Stored items
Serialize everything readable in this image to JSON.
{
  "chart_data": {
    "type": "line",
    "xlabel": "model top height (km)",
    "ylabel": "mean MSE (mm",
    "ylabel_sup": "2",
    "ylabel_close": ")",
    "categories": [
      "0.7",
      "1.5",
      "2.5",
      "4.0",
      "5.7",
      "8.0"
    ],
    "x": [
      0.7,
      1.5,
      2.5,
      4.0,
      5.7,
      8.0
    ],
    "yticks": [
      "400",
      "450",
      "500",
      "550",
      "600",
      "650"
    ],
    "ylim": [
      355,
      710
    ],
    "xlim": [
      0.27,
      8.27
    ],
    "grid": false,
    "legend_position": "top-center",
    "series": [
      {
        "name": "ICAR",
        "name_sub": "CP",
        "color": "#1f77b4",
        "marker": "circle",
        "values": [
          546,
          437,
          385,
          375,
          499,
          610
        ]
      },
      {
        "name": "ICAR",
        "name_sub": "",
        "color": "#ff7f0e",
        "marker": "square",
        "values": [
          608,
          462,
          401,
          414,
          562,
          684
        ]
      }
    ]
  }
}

## YOUR GOAL:
Please reproduce all of the entries exactly as they stand.

## RESPONSE TO THIS EXERCISE:
Serialize everything readable in this image to JSON.
{
  "chart_data": {
    "type": "line",
    "xlabel": "model top height (km)",
    "ylabel": "mean MSE (mm",
    "ylabel_sup": "2",
    "ylabel_close": ")",
    "categories": [
      "0.7",
      "1.5",
      "2.5",
      "4.0",
      "5.7",
      "8.0"
    ],
    "x": [
      0.7,
      1.5,
      2.5,
      4.0,
      5.7,
      8.0
    ],
    "yticks": [
      "400",
      "450",
      "500",
      "550",
      "600",
      "650"
    ],
    "ylim": [
      355,
      710
    ],
    "xlim": [
      0.27,
      8.27
    ],
    "grid": false,
    "legend_position": "top-center",
    "series": [
      {
        "name": "ICAR",
        "name_sub": "CP",
        "color": "#1f77b4",
        "marker": "circle",
        "values": [
          546,
          437,
          385,
          375,
          499,
          610
        ]
      },
      {
        "name": "ICAR",
        "name_sub": "",
        "color": "#ff7f0e",
        "marker": "square",
        "values": [
          608,
          462,
          401,
          414,
          562,
          684
        ]
      }
    ]
  }
}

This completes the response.